*Prompt*.
Pull out every line below holding the word "appropriate".

[Recorded data]
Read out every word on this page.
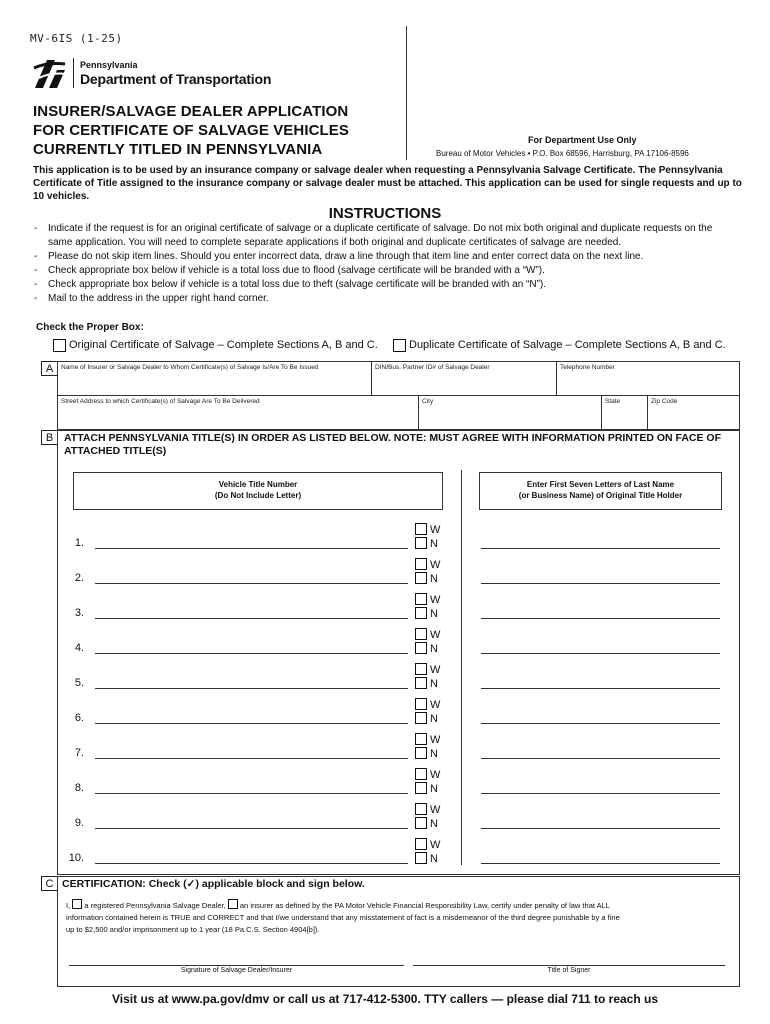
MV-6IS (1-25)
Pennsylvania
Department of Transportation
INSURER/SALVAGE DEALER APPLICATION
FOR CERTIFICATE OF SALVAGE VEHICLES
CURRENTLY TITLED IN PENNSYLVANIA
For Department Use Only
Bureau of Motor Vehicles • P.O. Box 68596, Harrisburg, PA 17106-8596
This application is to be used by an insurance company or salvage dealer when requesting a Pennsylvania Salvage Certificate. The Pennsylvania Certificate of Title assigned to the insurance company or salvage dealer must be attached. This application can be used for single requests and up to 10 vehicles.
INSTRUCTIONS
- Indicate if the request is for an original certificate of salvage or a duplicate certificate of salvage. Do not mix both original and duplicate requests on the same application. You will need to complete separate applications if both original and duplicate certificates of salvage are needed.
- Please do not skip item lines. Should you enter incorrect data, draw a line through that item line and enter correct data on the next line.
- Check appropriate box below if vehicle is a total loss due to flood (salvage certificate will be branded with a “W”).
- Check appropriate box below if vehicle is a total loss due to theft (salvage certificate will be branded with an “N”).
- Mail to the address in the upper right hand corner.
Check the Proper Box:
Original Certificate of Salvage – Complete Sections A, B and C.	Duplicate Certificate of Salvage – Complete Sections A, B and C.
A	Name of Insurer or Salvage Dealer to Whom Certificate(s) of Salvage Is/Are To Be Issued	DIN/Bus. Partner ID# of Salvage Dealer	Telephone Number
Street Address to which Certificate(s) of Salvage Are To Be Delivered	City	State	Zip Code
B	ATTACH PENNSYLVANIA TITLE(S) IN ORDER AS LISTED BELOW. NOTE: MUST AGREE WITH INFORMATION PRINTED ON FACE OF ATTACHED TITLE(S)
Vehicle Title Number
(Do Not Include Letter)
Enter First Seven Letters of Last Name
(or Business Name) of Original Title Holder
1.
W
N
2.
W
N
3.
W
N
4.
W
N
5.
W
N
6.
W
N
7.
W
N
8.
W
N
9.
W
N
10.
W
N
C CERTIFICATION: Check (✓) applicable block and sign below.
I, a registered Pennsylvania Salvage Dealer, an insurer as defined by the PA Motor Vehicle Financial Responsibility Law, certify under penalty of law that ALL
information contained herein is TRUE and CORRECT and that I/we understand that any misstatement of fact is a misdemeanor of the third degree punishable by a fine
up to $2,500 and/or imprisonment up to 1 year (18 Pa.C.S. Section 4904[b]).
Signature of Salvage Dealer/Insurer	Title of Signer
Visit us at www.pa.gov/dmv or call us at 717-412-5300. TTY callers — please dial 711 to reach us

*The result*.
- Check appropriate box below if vehicle is a total loss due to flood (salvage certificate will be branded with a “W”).
- Check appropriate box below if vehicle is a total loss due to theft (salvage certificate will be branded with an “N”).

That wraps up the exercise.